(Data entries for graphics)
····················
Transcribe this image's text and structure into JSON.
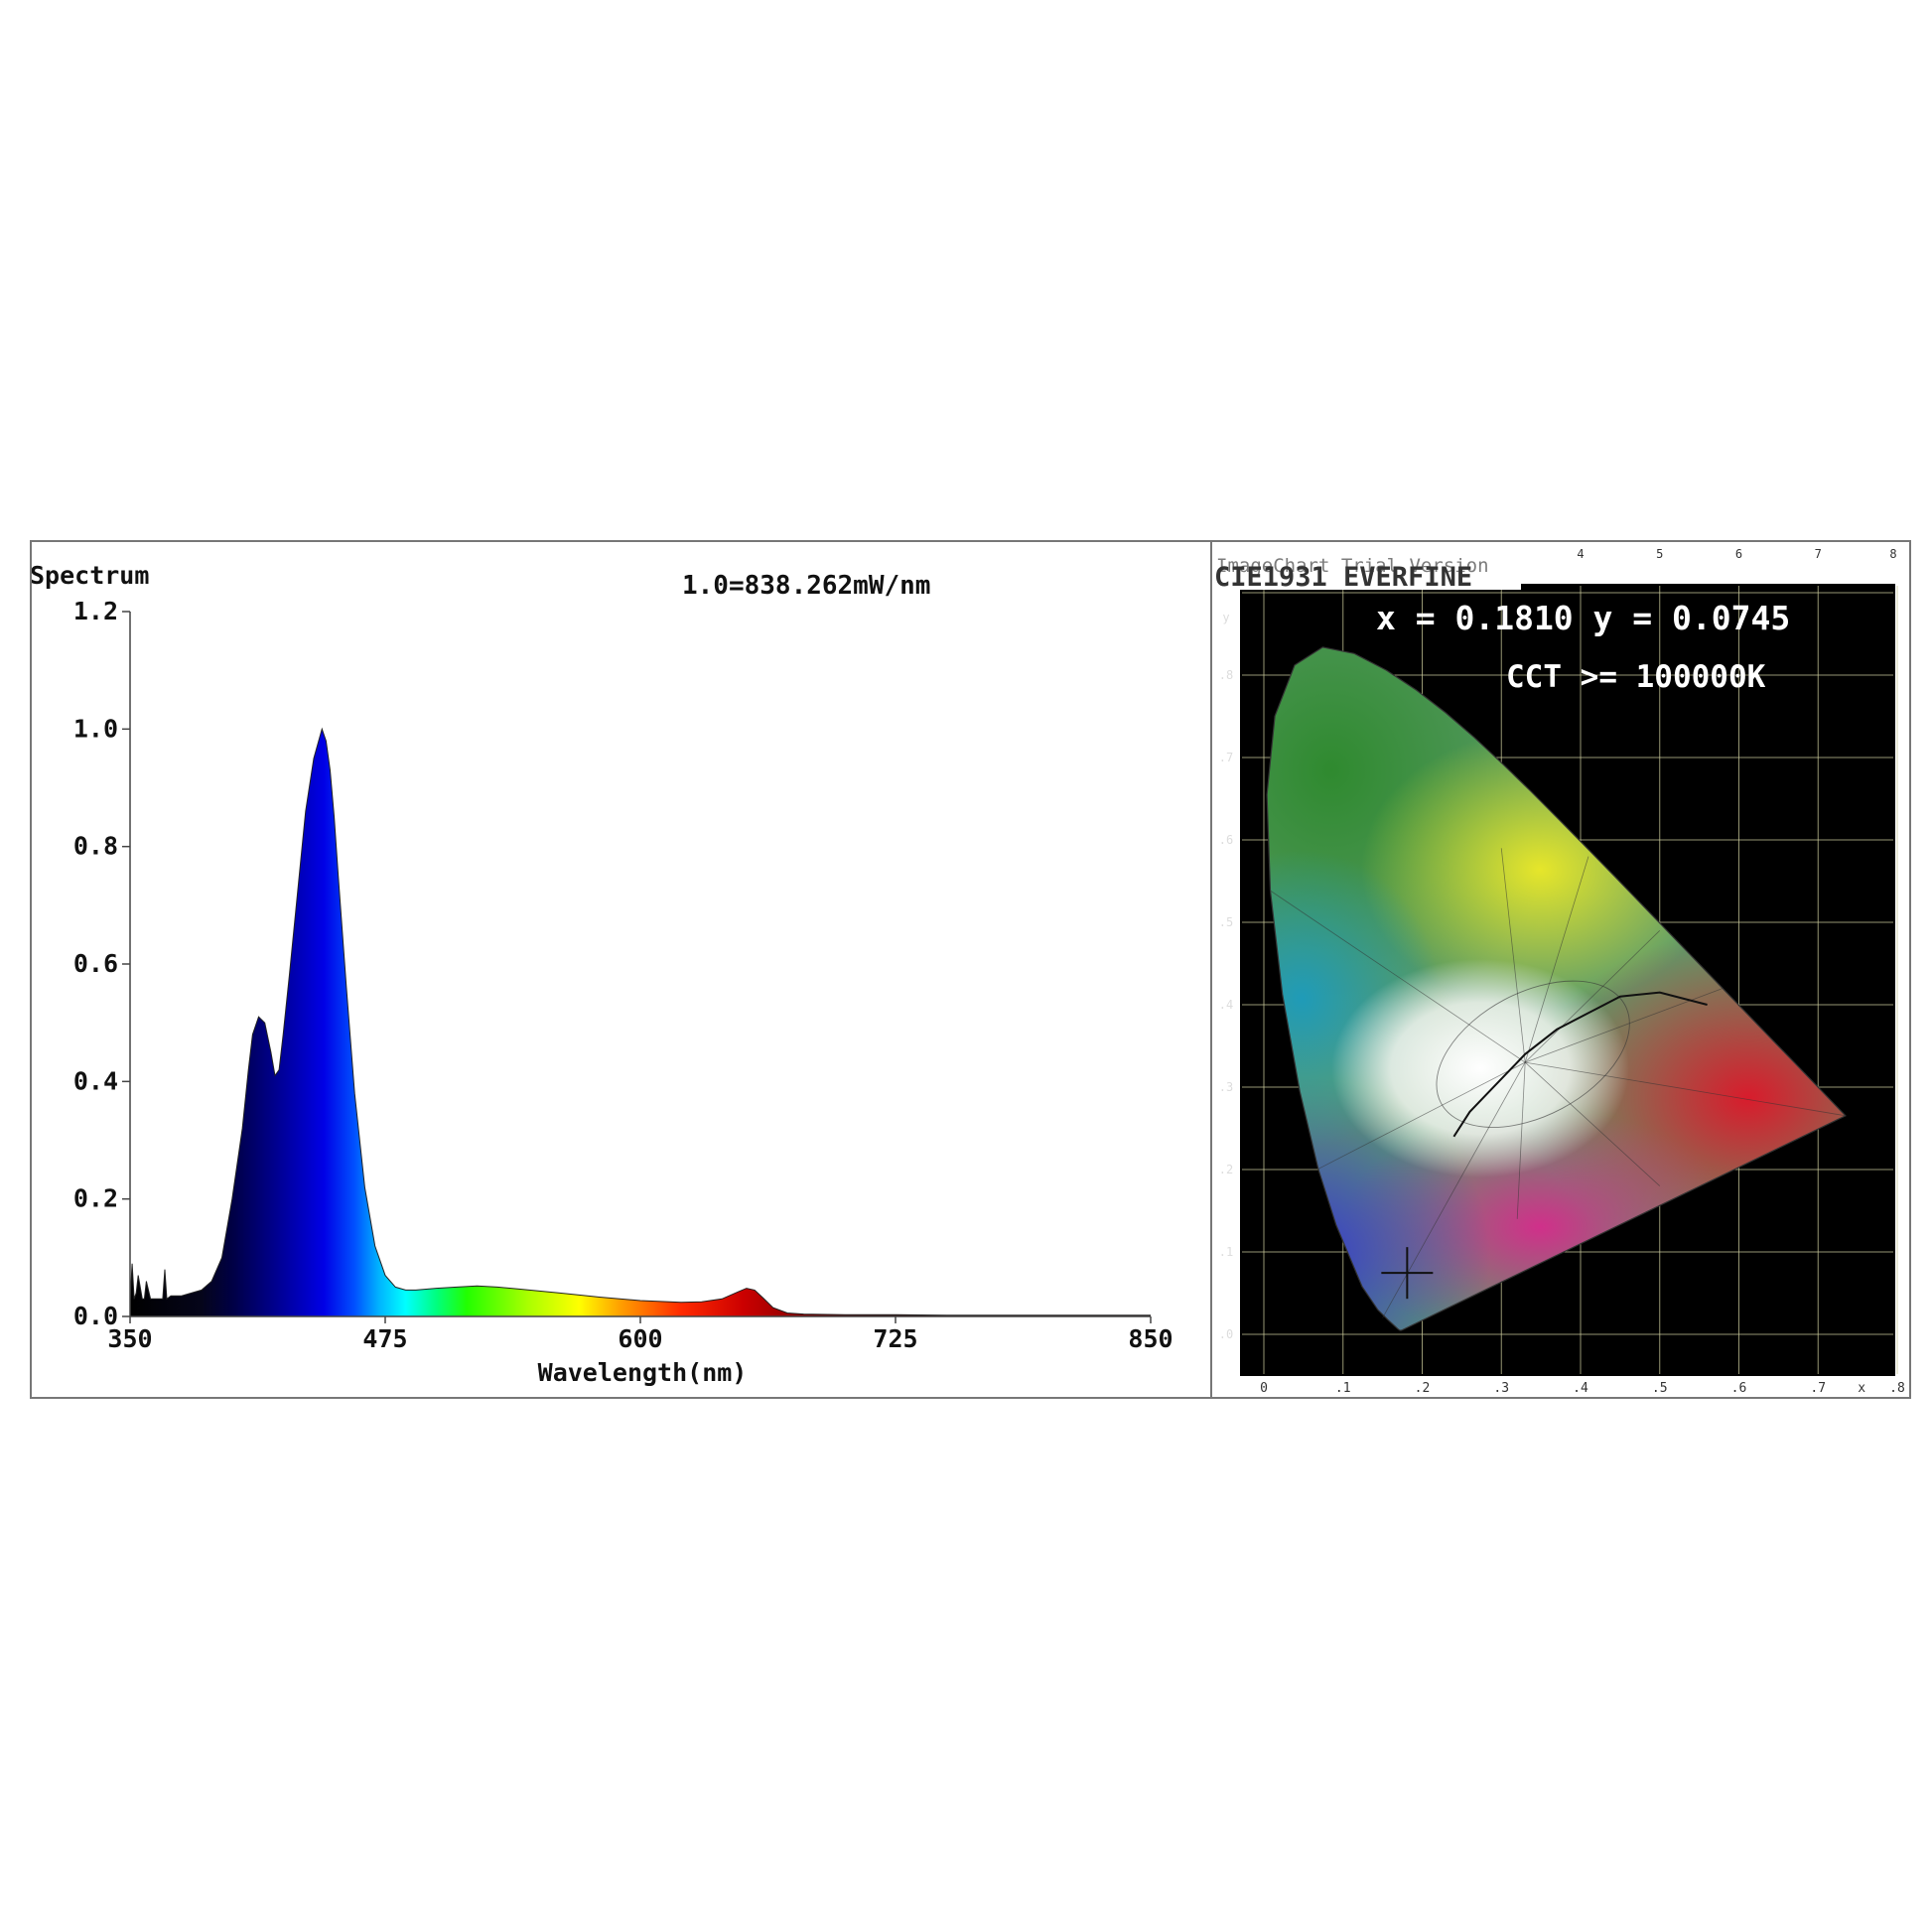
{
  "chart_data": [
    {
      "type": "area",
      "title": "Spectrum",
      "annotation": "1.0=838.262mW/nm",
      "xlabel": "Wavelength(nm)",
      "ylabel": "",
      "xlim": [
        350,
        850
      ],
      "ylim": [
        0,
        1.2
      ],
      "x_ticks": [
        "350",
        "475",
        "600",
        "725",
        "850"
      ],
      "y_ticks": [
        "0.0",
        "0.2",
        "0.4",
        "0.6",
        "0.8",
        "1.0",
        "1.2"
      ],
      "grid": false,
      "fill": "wavelength-colored spectrum gradient",
      "series": [
        {
          "x": [
            350,
            351,
            352,
            353,
            354,
            356,
            357,
            358,
            360,
            364,
            366,
            367,
            368,
            370,
            375,
            380,
            385,
            390,
            395,
            400,
            405,
            408,
            410,
            413,
            416,
            419,
            421,
            423,
            425,
            428,
            432,
            436,
            440,
            444,
            446,
            448,
            450,
            452,
            456,
            460,
            465,
            470,
            475,
            480,
            485,
            490,
            500,
            510,
            520,
            530,
            540,
            560,
            580,
            600,
            620,
            630,
            640,
            648,
            652,
            656,
            660,
            665,
            672,
            680,
            700,
            725,
            750,
            800,
            850
          ],
          "y": [
            0.03,
            0.09,
            0.03,
            0.04,
            0.07,
            0.03,
            0.03,
            0.06,
            0.03,
            0.03,
            0.03,
            0.08,
            0.03,
            0.035,
            0.035,
            0.04,
            0.045,
            0.06,
            0.1,
            0.2,
            0.32,
            0.42,
            0.48,
            0.51,
            0.5,
            0.45,
            0.41,
            0.42,
            0.48,
            0.58,
            0.72,
            0.86,
            0.95,
            1.0,
            0.98,
            0.93,
            0.85,
            0.75,
            0.56,
            0.38,
            0.22,
            0.12,
            0.07,
            0.05,
            0.045,
            0.045,
            0.048,
            0.05,
            0.052,
            0.05,
            0.047,
            0.04,
            0.033,
            0.027,
            0.024,
            0.025,
            0.03,
            0.042,
            0.048,
            0.045,
            0.032,
            0.015,
            0.006,
            0.004,
            0.003,
            0.003,
            0.002,
            0.002,
            0.002
          ]
        }
      ]
    },
    {
      "type": "chromaticity-diagram",
      "header": "CIE1931 EVERFINE",
      "overlay": "ImageChart Trial Version",
      "readout_xy": "x = 0.1810 y = 0.0745",
      "readout_cct": "CCT >= 100000K",
      "point": {
        "x": 0.181,
        "y": 0.0745
      },
      "xlim": [
        0,
        0.8
      ],
      "ylim": [
        0,
        0.9
      ],
      "x_ticks": [
        "0",
        ".1",
        ".2",
        ".3",
        ".4",
        ".5",
        ".6",
        ".7",
        "x",
        ".8"
      ],
      "top_ticks": [
        "4",
        "5",
        "6",
        "7",
        "8"
      ],
      "y_ticks": [
        ".0",
        ".1",
        ".2",
        ".3",
        ".4",
        ".5",
        ".6",
        ".7",
        ".8",
        "y"
      ],
      "background": "#000000",
      "grid_color": "#c8c89a"
    }
  ]
}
····················
__SET PROBLEM__:
Among the lines of the material, find those that hold the word "type" and copy them.

__SOLUTION__:
      "type": "area",
      "type": "chromaticity-diagram",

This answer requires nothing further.